Gather the lines from the material that contain "date".

[START Data entries]

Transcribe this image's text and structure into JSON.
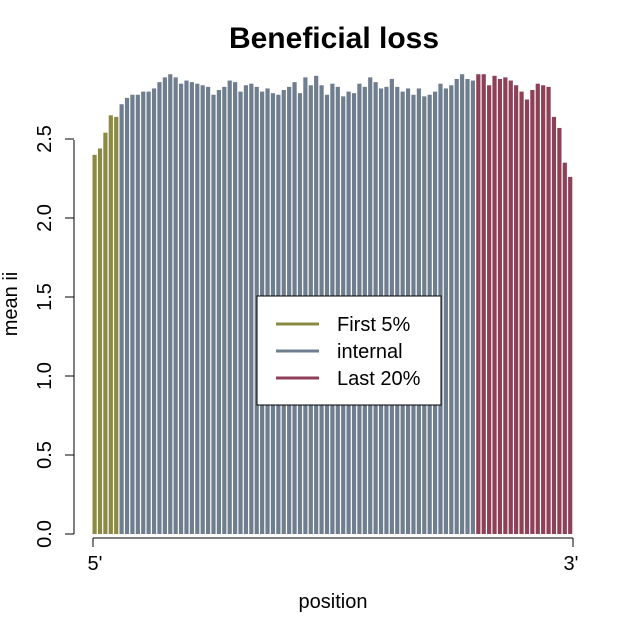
{
  "chart_data": {
    "type": "bar",
    "title": "Beneficial loss",
    "xlabel": "position",
    "ylabel": "mean ii",
    "ylim": [
      0,
      3.0
    ],
    "yticks": [
      "0.0",
      "0.5",
      "1.0",
      "1.5",
      "2.0",
      "2.5"
    ],
    "xticks": [
      "5'",
      "3'"
    ],
    "legend": {
      "placement": "center",
      "entries": [
        {
          "name": "First 5%",
          "color": "#8b8a44"
        },
        {
          "name": "internal",
          "color": "#6f7e8e"
        },
        {
          "name": "Last 20%",
          "color": "#8e4058"
        }
      ]
    },
    "series": [
      {
        "name": "First 5%",
        "color": "#8b8a44",
        "values": [
          2.4,
          2.44,
          2.54,
          2.65,
          2.64
        ]
      },
      {
        "name": "internal",
        "color": "#6f7e8e",
        "values": [
          2.72,
          2.76,
          2.78,
          2.78,
          2.8,
          2.8,
          2.82,
          2.86,
          2.89,
          2.91,
          2.89,
          2.85,
          2.87,
          2.86,
          2.85,
          2.84,
          2.83,
          2.78,
          2.81,
          2.83,
          2.87,
          2.86,
          2.8,
          2.84,
          2.85,
          2.83,
          2.8,
          2.82,
          2.79,
          2.78,
          2.81,
          2.83,
          2.86,
          2.79,
          2.89,
          2.84,
          2.9,
          2.84,
          2.78,
          2.85,
          2.83,
          2.77,
          2.8,
          2.79,
          2.85,
          2.83,
          2.89,
          2.86,
          2.82,
          2.83,
          2.88,
          2.83,
          2.8,
          2.82,
          2.78,
          2.82,
          2.77,
          2.78,
          2.8,
          2.85,
          2.82,
          2.84,
          2.88,
          2.91,
          2.88,
          2.87
        ]
      },
      {
        "name": "Last 20%",
        "color": "#8e4058",
        "values": [
          2.91,
          2.91,
          2.84,
          2.9,
          2.88,
          2.89,
          2.87,
          2.84,
          2.8,
          2.75,
          2.81,
          2.85,
          2.84,
          2.83,
          2.64,
          2.57,
          2.35,
          2.26
        ]
      }
    ]
  }
}
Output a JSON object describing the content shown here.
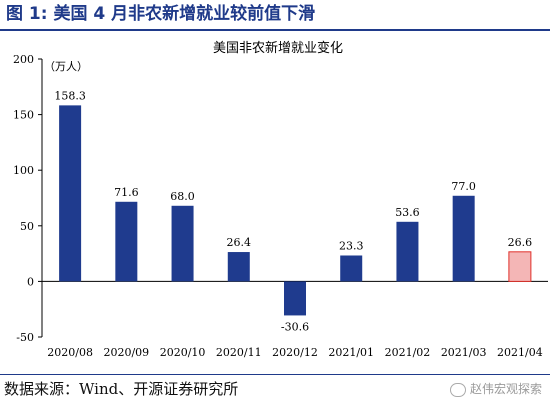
{
  "figure_title": "图 1:  美国 4 月非农新增就业较前值下滑",
  "source_text": "数据来源：Wind、开源证券研究所",
  "watermark_text": "赵伟宏观探索",
  "colors": {
    "title": "#1f3a8a",
    "bar": "#1f3b8e",
    "highlight_fill": "#f4b6b6",
    "highlight_stroke": "#e0302a"
  },
  "chart_data": {
    "type": "bar",
    "title": "美国非农新增就业变化",
    "unit_label": "（万人）",
    "categories": [
      "2020/08",
      "2020/09",
      "2020/10",
      "2020/11",
      "2020/12",
      "2021/01",
      "2021/02",
      "2021/03",
      "2021/04"
    ],
    "values": [
      158.3,
      71.6,
      68.0,
      26.4,
      -30.6,
      23.3,
      53.6,
      77.0,
      26.6
    ],
    "value_labels": [
      "158.3",
      "71.6",
      "68.0",
      "26.4",
      "-30.6",
      "23.3",
      "53.6",
      "77.0",
      "26.6"
    ],
    "highlight_index": 8,
    "ylim": [
      -50,
      200
    ],
    "yticks": [
      -50,
      0,
      50,
      100,
      150,
      200
    ],
    "grid": false
  }
}
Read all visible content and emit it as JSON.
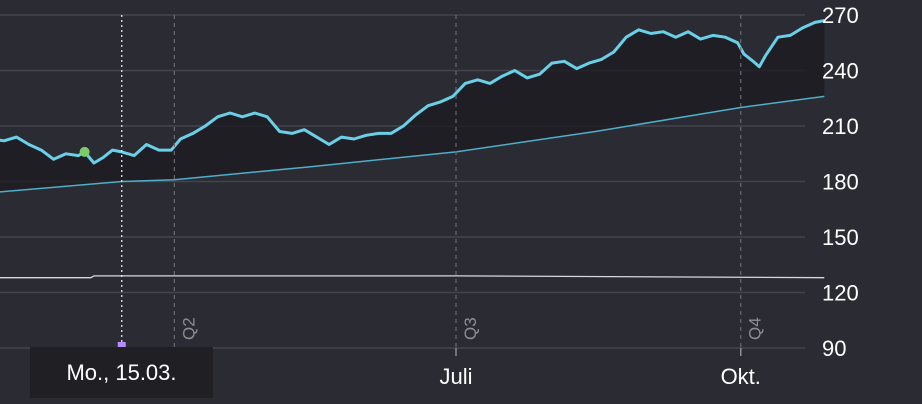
{
  "chart_data": {
    "type": "line",
    "title": "",
    "xlabel": "",
    "ylabel": "",
    "ylim": [
      90,
      270
    ],
    "y_ticks": [
      270,
      240,
      210,
      180,
      150,
      120,
      90
    ],
    "x_tick_labels": [
      {
        "label": "Juli",
        "date": "2021-07-01"
      },
      {
        "label": "Okt.",
        "date": "2021-10-01"
      }
    ],
    "quarter_markers": [
      {
        "label": "Q2",
        "date": "2021-04-01"
      },
      {
        "label": "Q3",
        "date": "2021-07-01"
      },
      {
        "label": "Q4",
        "date": "2021-10-01"
      }
    ],
    "crosshair": {
      "date": "2021-03-15",
      "label": "Mo., 15.03."
    },
    "highlight_point": {
      "date": "2021-03-03",
      "value": 196
    },
    "grid": true,
    "legend": "none",
    "series": [
      {
        "role": "price",
        "color": "#6ad0e8",
        "points": [
          [
            "2021-02-01",
            203
          ],
          [
            "2021-02-05",
            202
          ],
          [
            "2021-02-09",
            204
          ],
          [
            "2021-02-13",
            200
          ],
          [
            "2021-02-17",
            197
          ],
          [
            "2021-02-21",
            192
          ],
          [
            "2021-02-25",
            195
          ],
          [
            "2021-03-01",
            194
          ],
          [
            "2021-03-03",
            196
          ],
          [
            "2021-03-06",
            190
          ],
          [
            "2021-03-09",
            193
          ],
          [
            "2021-03-12",
            197
          ],
          [
            "2021-03-15",
            196
          ],
          [
            "2021-03-19",
            194
          ],
          [
            "2021-03-23",
            200
          ],
          [
            "2021-03-27",
            197
          ],
          [
            "2021-03-31",
            197
          ],
          [
            "2021-04-03",
            203
          ],
          [
            "2021-04-07",
            206
          ],
          [
            "2021-04-11",
            210
          ],
          [
            "2021-04-15",
            215
          ],
          [
            "2021-04-19",
            217
          ],
          [
            "2021-04-23",
            215
          ],
          [
            "2021-04-27",
            217
          ],
          [
            "2021-05-01",
            215
          ],
          [
            "2021-05-05",
            207
          ],
          [
            "2021-05-09",
            206
          ],
          [
            "2021-05-13",
            208
          ],
          [
            "2021-05-17",
            204
          ],
          [
            "2021-05-21",
            200
          ],
          [
            "2021-05-25",
            204
          ],
          [
            "2021-05-29",
            203
          ],
          [
            "2021-06-02",
            205
          ],
          [
            "2021-06-06",
            206
          ],
          [
            "2021-06-10",
            206
          ],
          [
            "2021-06-14",
            210
          ],
          [
            "2021-06-18",
            216
          ],
          [
            "2021-06-22",
            221
          ],
          [
            "2021-06-26",
            223
          ],
          [
            "2021-06-30",
            226
          ],
          [
            "2021-07-04",
            233
          ],
          [
            "2021-07-08",
            235
          ],
          [
            "2021-07-12",
            233
          ],
          [
            "2021-07-16",
            237
          ],
          [
            "2021-07-20",
            240
          ],
          [
            "2021-07-24",
            236
          ],
          [
            "2021-07-28",
            238
          ],
          [
            "2021-08-01",
            244
          ],
          [
            "2021-08-05",
            245
          ],
          [
            "2021-08-09",
            241
          ],
          [
            "2021-08-13",
            244
          ],
          [
            "2021-08-17",
            246
          ],
          [
            "2021-08-21",
            250
          ],
          [
            "2021-08-25",
            258
          ],
          [
            "2021-08-29",
            262
          ],
          [
            "2021-09-02",
            260
          ],
          [
            "2021-09-06",
            261
          ],
          [
            "2021-09-10",
            258
          ],
          [
            "2021-09-14",
            261
          ],
          [
            "2021-09-18",
            257
          ],
          [
            "2021-09-22",
            259
          ],
          [
            "2021-09-26",
            258
          ],
          [
            "2021-09-30",
            255
          ],
          [
            "2021-10-02",
            249
          ],
          [
            "2021-10-05",
            245
          ],
          [
            "2021-10-07",
            242
          ],
          [
            "2021-10-09",
            248
          ],
          [
            "2021-10-13",
            258
          ],
          [
            "2021-10-17",
            259
          ],
          [
            "2021-10-21",
            263
          ],
          [
            "2021-10-25",
            266
          ],
          [
            "2021-10-28",
            267
          ]
        ]
      },
      {
        "role": "moving-average",
        "color": "#4faec9",
        "points": [
          [
            "2021-02-01",
            174
          ],
          [
            "2021-03-15",
            180
          ],
          [
            "2021-04-01",
            181
          ],
          [
            "2021-05-15",
            188
          ],
          [
            "2021-07-01",
            196
          ],
          [
            "2021-08-15",
            207
          ],
          [
            "2021-10-01",
            220
          ],
          [
            "2021-10-28",
            226
          ]
        ]
      },
      {
        "role": "lower-band",
        "color": "#d8d8dc",
        "points": [
          [
            "2021-02-01",
            128
          ],
          [
            "2021-03-05",
            128
          ],
          [
            "2021-03-06",
            129
          ],
          [
            "2021-07-01",
            129
          ],
          [
            "2021-10-28",
            128
          ]
        ]
      }
    ]
  },
  "tooltip": {
    "label": "Mo., 15.03."
  },
  "colors": {
    "background": "#2b2b33",
    "grid": "#44444c",
    "price_line": "#6ad0e8",
    "area_fill": "#1c1c21",
    "highlight_point": "#7ec968",
    "crosshair_marker": "#b48cff",
    "tooltip_bg": "#1f1f24"
  }
}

[END Data entries]

■ Reply:
        "date": "2021-07-01"
        "date": "2021-10-01"
        "date": "2021-04-01"
        "date": "2021-07-01"
        "date": "2021-10-01"
      "date": "2021-03-15",
      "date": "2021-03-03",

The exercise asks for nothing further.